======== THE DATA ========

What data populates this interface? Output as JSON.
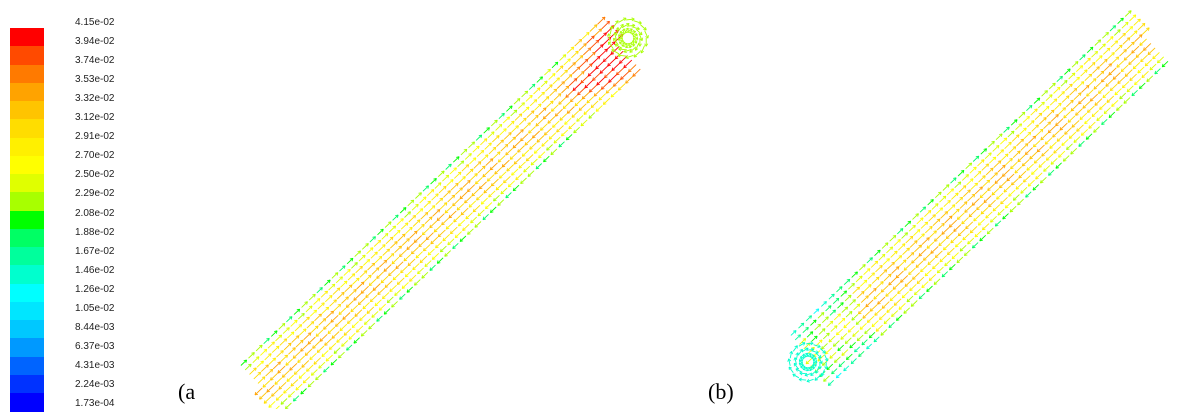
{
  "legend": {
    "labels": [
      "4.15e-02",
      "3.94e-02",
      "3.74e-02",
      "3.53e-02",
      "3.32e-02",
      "3.12e-02",
      "2.91e-02",
      "2.70e-02",
      "2.50e-02",
      "2.29e-02",
      "2.08e-02",
      "1.88e-02",
      "1.67e-02",
      "1.46e-02",
      "1.26e-02",
      "1.05e-02",
      "8.44e-03",
      "6.37e-03",
      "4.31e-03",
      "2.24e-03",
      "1.73e-04"
    ],
    "colors": [
      "#ff0000",
      "#ff4a00",
      "#ff7a00",
      "#ffa300",
      "#ffc400",
      "#ffdd00",
      "#fff000",
      "#ffff00",
      "#e0ff00",
      "#a8ff00",
      "#00ff00",
      "#00ff64",
      "#00ff9c",
      "#00ffce",
      "#00ffff",
      "#00e6ff",
      "#00c8ff",
      "#0099ff",
      "#0064ff",
      "#0032ff",
      "#0000ff"
    ]
  },
  "panels": [
    {
      "label": "(a",
      "recirculation": "top"
    },
    {
      "label": "(b)",
      "recirculation": "bottom"
    }
  ]
}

========

Take every line from the data that contains the word "recirculation".

      "recirculation": "top"
      "recirculation": "bottom"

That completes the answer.